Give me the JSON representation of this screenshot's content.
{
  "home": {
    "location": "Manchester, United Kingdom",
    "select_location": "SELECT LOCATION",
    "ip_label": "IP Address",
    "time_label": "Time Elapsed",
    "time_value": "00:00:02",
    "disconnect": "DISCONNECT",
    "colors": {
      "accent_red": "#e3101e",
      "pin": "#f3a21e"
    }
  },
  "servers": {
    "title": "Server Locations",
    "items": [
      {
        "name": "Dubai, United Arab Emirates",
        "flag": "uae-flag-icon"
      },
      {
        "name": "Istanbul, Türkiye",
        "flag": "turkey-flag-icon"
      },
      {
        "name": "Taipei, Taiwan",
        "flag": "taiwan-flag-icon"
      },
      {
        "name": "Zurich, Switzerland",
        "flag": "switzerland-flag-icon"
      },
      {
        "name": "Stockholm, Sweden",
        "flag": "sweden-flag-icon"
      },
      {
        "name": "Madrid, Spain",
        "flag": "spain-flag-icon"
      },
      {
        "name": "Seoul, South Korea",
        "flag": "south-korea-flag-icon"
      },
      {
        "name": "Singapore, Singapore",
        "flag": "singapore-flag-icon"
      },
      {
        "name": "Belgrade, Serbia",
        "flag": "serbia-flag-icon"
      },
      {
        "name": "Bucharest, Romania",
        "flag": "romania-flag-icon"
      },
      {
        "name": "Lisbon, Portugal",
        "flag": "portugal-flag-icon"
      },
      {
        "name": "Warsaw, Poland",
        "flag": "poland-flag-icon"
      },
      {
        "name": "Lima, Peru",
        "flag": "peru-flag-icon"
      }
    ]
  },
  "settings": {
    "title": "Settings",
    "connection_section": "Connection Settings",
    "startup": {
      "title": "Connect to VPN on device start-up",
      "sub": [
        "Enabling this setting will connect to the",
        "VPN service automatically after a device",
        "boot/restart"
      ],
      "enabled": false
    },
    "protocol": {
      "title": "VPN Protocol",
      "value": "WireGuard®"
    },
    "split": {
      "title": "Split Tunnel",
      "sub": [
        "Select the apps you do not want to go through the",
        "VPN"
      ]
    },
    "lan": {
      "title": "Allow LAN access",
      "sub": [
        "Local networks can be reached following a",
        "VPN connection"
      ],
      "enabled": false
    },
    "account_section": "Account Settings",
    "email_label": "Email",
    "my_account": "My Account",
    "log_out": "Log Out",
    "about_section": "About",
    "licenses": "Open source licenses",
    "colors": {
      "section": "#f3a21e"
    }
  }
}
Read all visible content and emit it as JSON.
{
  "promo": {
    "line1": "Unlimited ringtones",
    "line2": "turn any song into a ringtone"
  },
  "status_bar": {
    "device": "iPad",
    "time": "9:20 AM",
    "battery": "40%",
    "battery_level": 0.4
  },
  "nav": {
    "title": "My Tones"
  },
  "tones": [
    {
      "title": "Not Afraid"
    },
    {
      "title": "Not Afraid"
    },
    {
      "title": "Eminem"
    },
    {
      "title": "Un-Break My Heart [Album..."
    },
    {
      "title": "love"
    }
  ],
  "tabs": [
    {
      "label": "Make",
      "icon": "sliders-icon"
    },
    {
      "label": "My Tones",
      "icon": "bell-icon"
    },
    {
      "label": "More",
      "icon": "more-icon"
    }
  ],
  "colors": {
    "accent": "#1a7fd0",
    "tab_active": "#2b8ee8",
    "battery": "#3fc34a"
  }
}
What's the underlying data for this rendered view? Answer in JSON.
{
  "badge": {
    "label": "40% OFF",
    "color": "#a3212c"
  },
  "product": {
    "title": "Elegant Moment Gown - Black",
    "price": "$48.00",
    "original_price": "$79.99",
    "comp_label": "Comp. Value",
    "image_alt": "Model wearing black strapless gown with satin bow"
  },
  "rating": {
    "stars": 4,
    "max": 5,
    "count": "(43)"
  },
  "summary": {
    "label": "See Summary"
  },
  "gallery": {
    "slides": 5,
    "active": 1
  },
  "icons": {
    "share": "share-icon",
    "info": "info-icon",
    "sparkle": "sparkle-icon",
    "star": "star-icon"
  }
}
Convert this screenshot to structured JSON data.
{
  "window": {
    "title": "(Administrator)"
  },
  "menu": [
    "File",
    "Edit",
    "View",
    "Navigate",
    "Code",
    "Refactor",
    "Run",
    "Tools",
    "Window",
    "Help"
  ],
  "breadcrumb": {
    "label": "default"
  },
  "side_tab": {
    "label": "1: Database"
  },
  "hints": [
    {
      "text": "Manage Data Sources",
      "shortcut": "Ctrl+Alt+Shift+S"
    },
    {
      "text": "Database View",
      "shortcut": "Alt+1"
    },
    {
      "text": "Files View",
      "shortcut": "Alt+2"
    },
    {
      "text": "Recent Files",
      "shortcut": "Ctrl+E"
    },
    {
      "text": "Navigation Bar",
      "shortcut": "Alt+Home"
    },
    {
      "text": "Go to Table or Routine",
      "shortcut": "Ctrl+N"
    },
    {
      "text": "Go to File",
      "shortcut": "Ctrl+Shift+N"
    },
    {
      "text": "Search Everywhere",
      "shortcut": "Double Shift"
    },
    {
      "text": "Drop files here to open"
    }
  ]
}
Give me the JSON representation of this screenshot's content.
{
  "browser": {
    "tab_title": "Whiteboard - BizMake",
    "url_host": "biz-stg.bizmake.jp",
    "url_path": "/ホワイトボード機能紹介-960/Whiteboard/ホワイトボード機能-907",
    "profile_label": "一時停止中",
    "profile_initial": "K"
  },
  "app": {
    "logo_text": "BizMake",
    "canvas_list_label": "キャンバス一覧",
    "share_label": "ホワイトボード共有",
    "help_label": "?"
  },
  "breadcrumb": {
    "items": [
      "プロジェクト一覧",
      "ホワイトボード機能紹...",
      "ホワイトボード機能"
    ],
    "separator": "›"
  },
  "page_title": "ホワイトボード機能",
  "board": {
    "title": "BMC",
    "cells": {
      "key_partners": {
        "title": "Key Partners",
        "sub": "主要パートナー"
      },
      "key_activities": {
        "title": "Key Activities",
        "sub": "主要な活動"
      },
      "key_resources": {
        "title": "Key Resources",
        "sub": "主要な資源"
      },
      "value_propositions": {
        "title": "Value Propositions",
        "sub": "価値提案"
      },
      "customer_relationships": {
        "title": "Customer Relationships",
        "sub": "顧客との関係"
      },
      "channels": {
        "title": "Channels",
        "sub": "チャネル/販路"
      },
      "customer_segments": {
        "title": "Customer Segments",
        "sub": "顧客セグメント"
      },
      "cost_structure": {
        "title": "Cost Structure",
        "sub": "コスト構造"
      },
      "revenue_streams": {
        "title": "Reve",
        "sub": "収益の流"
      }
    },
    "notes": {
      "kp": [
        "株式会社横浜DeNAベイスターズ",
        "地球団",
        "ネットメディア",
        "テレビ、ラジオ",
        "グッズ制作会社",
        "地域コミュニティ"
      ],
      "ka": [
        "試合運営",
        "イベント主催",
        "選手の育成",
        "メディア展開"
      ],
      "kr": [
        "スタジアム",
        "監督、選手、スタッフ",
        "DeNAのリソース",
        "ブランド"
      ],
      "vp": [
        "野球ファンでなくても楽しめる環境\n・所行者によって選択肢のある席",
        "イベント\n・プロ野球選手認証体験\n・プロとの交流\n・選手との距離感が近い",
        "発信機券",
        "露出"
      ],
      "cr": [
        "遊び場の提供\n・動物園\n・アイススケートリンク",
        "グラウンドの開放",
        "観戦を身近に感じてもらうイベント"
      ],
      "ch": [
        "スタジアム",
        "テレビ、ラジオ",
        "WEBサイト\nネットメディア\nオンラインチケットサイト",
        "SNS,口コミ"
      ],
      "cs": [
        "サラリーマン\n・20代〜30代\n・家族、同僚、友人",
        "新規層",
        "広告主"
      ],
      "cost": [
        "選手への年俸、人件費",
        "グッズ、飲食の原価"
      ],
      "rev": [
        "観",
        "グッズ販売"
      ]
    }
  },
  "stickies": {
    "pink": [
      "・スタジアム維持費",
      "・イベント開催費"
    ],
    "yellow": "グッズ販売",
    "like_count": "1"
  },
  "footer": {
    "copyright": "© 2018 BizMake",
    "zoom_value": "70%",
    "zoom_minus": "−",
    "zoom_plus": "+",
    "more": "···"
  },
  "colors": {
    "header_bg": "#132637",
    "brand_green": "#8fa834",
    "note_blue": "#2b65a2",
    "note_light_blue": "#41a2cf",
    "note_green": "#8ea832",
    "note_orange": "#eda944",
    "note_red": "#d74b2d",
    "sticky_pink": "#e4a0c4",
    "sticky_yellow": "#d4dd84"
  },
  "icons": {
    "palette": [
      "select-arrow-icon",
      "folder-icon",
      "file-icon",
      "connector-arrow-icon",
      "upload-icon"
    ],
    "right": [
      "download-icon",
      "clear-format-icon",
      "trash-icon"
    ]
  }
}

Task requirements
Return a copy of every line that includes the word "Ctrl".

Exercise output
      "shortcut": "Ctrl+Alt+Shift+S"
      "shortcut": "Ctrl+E"
      "shortcut": "Ctrl+N"
      "shortcut": "Ctrl+Shift+N"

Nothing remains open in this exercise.